Extracted records
....

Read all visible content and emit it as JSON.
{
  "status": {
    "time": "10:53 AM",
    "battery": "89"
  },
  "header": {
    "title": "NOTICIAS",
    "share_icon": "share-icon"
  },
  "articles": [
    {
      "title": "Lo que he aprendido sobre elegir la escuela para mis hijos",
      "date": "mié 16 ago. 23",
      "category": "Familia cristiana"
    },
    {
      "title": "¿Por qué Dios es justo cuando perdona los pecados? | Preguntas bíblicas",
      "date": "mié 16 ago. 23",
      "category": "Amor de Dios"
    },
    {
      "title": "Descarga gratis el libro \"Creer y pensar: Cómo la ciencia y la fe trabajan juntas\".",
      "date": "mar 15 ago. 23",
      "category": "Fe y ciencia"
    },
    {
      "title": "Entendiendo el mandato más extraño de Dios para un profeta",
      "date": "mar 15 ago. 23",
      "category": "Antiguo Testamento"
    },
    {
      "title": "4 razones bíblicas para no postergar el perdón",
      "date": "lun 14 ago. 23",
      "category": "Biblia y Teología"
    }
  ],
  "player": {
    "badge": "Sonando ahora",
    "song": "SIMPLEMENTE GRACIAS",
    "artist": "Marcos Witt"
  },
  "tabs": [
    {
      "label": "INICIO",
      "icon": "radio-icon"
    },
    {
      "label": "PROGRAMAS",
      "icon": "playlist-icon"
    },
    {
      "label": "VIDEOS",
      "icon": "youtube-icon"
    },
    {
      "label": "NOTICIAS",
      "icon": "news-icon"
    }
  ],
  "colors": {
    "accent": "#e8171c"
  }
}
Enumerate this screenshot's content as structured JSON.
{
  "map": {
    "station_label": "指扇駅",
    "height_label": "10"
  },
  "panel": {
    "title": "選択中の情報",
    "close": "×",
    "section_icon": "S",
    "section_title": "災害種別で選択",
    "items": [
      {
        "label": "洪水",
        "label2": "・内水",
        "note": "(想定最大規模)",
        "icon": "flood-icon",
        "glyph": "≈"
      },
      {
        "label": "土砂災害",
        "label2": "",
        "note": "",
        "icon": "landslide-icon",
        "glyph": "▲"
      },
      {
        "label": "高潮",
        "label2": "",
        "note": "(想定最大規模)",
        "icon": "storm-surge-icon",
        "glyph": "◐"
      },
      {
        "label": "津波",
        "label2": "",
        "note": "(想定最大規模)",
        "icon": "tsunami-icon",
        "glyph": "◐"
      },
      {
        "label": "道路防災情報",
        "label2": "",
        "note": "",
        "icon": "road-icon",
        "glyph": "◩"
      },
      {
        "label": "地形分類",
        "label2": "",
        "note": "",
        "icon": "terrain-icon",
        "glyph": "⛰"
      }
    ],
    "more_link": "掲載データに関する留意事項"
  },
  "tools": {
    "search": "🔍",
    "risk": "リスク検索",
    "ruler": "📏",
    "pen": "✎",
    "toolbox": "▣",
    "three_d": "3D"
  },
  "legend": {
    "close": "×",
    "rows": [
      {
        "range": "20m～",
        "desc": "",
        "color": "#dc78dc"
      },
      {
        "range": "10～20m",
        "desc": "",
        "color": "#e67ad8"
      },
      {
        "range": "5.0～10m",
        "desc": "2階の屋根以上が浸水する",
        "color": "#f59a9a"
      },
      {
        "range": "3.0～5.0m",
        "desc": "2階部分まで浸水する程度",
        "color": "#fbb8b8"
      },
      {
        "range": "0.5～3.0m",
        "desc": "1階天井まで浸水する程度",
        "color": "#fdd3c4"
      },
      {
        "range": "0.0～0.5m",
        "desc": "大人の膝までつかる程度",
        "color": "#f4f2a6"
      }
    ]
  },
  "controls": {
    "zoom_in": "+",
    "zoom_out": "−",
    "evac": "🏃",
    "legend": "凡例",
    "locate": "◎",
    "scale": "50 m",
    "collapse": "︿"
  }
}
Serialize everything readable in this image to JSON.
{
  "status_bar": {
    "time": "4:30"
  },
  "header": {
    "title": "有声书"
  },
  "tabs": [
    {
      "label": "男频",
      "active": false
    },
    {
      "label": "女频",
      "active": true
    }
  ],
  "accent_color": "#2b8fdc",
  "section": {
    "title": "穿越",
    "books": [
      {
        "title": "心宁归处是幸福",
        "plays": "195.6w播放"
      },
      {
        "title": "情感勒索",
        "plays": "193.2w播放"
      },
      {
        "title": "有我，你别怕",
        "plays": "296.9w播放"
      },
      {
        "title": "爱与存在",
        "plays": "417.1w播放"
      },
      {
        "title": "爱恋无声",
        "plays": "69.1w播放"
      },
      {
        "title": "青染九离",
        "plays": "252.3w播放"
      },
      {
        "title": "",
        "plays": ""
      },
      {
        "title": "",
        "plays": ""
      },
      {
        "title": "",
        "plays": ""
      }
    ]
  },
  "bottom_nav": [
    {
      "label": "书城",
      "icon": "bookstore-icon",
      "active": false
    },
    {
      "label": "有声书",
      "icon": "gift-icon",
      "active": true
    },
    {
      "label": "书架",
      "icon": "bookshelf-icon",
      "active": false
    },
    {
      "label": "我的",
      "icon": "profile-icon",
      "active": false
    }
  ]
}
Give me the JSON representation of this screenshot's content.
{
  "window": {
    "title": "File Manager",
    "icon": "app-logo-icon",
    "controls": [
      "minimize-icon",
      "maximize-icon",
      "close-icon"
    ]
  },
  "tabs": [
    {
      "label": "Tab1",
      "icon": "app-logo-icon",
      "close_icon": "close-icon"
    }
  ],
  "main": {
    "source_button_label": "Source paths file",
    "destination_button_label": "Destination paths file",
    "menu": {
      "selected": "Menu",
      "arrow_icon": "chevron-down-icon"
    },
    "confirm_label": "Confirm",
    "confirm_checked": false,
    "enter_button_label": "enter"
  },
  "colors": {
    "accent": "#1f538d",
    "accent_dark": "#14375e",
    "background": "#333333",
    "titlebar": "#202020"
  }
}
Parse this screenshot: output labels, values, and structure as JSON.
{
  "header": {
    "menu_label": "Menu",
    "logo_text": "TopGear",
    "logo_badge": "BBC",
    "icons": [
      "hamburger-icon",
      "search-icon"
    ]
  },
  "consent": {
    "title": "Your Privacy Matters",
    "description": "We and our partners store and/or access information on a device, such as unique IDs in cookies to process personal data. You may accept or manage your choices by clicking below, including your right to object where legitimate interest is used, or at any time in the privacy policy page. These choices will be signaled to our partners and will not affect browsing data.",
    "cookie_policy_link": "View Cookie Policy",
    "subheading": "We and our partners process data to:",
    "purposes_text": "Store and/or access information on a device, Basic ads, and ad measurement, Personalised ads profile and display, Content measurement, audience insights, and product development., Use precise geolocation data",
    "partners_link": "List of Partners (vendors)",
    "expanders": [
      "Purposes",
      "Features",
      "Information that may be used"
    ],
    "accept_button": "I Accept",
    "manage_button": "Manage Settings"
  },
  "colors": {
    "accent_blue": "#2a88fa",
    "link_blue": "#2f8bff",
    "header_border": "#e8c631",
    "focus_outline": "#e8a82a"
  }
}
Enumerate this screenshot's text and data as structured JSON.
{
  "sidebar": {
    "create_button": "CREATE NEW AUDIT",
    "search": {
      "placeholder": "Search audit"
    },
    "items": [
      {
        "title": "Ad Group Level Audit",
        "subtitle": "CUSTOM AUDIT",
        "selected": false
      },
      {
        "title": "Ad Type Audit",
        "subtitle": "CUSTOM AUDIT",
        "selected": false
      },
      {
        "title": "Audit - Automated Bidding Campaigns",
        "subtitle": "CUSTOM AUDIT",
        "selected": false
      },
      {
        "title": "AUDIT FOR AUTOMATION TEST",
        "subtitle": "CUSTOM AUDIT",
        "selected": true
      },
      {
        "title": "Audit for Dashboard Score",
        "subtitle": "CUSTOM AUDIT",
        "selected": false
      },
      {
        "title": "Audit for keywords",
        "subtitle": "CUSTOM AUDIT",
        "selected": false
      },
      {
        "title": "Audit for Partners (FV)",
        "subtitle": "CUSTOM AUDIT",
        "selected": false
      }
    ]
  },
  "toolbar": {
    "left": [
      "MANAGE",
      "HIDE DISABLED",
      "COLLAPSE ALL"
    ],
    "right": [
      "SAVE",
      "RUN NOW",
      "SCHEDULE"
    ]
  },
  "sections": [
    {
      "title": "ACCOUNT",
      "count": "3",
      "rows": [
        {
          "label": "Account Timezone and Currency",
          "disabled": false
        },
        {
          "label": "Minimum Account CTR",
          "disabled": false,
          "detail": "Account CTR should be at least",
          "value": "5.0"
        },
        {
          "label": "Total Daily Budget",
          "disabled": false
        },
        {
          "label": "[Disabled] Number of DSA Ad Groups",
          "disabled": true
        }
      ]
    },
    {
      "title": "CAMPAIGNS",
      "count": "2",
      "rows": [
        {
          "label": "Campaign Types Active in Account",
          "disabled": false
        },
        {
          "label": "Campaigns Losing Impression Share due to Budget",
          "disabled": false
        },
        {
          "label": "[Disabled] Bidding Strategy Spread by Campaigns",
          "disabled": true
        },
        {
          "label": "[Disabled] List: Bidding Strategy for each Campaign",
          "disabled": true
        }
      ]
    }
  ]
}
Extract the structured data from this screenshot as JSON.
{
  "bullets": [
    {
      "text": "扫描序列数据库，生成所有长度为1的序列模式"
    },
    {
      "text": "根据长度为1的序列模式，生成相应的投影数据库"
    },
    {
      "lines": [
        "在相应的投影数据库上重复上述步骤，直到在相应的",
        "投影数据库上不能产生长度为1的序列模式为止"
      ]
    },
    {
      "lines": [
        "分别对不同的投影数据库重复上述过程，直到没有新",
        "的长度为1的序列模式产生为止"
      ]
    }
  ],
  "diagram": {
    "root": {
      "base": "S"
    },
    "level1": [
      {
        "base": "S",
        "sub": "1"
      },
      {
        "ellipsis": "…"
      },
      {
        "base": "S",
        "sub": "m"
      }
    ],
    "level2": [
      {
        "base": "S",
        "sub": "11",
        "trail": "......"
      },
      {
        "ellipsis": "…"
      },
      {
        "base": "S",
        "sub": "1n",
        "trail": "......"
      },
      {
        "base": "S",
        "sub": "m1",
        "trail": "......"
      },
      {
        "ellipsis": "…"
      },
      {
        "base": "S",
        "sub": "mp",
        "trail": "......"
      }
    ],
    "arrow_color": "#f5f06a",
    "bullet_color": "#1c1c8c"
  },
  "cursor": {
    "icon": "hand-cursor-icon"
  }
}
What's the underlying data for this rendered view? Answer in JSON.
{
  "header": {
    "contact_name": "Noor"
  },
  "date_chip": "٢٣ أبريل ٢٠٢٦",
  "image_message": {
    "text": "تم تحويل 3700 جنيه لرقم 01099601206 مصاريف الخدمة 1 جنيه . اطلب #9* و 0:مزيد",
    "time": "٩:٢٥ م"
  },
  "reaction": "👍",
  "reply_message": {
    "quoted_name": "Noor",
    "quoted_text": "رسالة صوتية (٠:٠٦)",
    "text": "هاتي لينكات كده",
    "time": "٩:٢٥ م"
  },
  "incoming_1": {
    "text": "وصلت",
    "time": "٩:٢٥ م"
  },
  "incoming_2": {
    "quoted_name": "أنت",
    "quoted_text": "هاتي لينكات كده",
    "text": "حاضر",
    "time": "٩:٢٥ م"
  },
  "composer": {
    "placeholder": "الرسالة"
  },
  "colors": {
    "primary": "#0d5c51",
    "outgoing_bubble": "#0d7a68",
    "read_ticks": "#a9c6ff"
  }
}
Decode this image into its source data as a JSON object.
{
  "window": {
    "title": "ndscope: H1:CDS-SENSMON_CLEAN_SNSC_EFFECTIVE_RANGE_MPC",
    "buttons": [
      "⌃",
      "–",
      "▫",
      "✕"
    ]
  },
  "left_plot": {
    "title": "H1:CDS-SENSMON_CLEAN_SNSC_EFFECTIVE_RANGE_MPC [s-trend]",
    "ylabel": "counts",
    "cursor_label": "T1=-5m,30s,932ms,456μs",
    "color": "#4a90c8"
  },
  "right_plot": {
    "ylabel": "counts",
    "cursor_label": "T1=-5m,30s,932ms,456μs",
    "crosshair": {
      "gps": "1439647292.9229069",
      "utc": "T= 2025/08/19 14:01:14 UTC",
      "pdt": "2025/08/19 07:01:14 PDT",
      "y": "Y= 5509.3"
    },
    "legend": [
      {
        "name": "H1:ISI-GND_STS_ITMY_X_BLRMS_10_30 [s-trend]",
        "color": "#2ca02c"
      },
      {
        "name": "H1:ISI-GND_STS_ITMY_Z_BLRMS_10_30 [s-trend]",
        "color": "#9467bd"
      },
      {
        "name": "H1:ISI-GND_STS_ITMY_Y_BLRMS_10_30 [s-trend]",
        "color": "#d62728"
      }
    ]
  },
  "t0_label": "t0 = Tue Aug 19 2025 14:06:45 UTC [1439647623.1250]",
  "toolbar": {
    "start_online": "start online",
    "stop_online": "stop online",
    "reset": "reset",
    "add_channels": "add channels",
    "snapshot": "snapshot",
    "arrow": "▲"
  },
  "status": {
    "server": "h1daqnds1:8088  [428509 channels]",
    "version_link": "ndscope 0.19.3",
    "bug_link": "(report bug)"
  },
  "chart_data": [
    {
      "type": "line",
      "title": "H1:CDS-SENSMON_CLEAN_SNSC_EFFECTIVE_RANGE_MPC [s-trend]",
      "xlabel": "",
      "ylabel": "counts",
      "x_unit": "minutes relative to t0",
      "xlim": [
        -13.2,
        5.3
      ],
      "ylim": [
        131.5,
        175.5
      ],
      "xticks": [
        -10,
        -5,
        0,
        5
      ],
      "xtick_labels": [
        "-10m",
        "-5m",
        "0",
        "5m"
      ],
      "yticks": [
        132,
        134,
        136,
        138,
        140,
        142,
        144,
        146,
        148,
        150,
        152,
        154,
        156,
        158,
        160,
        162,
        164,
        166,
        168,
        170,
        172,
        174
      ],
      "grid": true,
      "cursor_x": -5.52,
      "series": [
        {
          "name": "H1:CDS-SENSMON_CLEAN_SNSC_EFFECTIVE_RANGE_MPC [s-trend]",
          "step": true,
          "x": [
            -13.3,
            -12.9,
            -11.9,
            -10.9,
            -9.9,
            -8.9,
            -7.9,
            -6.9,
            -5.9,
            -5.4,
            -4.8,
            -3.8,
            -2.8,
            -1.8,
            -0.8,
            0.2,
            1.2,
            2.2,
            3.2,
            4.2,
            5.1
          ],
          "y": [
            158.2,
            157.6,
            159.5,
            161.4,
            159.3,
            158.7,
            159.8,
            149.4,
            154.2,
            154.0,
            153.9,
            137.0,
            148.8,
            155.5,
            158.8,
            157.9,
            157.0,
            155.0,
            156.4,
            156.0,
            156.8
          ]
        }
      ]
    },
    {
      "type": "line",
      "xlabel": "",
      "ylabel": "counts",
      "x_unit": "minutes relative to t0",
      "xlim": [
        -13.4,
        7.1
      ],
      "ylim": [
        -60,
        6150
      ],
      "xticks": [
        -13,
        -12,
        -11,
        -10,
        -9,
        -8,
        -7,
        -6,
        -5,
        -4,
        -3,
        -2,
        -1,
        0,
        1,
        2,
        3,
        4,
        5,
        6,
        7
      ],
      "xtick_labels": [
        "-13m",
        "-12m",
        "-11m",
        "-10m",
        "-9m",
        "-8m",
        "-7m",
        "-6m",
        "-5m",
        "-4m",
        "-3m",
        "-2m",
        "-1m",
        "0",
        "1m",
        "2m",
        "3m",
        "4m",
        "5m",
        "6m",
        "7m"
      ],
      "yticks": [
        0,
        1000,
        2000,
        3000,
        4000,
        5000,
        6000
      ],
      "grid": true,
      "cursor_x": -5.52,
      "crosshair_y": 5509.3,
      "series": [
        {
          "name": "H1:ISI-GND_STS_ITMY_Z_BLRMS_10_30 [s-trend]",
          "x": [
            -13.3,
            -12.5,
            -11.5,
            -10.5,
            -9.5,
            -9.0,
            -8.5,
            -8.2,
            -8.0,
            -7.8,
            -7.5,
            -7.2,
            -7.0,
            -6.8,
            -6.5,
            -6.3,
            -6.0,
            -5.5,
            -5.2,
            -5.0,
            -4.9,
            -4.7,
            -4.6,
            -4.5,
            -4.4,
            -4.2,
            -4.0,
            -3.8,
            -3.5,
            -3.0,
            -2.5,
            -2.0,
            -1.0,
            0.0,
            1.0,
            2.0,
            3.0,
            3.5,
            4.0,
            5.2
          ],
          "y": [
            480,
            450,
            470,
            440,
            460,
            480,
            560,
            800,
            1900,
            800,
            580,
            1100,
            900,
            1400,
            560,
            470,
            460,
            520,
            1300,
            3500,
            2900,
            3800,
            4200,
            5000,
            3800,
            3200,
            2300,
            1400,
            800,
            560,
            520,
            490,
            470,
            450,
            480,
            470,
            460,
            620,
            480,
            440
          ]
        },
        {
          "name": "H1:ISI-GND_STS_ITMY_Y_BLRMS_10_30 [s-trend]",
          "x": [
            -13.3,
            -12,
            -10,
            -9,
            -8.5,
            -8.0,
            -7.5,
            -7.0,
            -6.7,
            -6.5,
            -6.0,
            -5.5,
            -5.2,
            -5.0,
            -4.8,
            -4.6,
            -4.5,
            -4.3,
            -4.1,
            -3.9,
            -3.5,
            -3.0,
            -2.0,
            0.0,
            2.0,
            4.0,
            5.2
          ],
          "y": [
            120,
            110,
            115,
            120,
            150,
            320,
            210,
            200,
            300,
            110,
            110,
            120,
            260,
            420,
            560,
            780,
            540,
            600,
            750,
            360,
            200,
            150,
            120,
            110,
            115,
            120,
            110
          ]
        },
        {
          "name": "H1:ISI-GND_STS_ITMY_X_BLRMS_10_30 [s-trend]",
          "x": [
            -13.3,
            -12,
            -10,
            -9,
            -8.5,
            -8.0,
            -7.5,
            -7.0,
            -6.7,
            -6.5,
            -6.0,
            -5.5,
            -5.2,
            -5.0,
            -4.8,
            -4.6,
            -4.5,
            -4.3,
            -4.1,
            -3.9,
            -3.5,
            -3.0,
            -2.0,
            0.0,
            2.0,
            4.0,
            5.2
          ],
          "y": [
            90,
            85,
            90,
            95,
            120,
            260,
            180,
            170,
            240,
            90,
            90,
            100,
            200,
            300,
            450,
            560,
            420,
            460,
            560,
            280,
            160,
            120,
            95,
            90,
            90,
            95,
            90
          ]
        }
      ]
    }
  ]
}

....

(The exercise) Read the data above. Pull out each line in which the string "category" appears.

(Written response)
      "category": "Familia cristiana"
      "category": "Amor de Dios"
      "category": "Fe y ciencia"
      "category": "Antiguo Testamento"
      "category": "Biblia y Teología"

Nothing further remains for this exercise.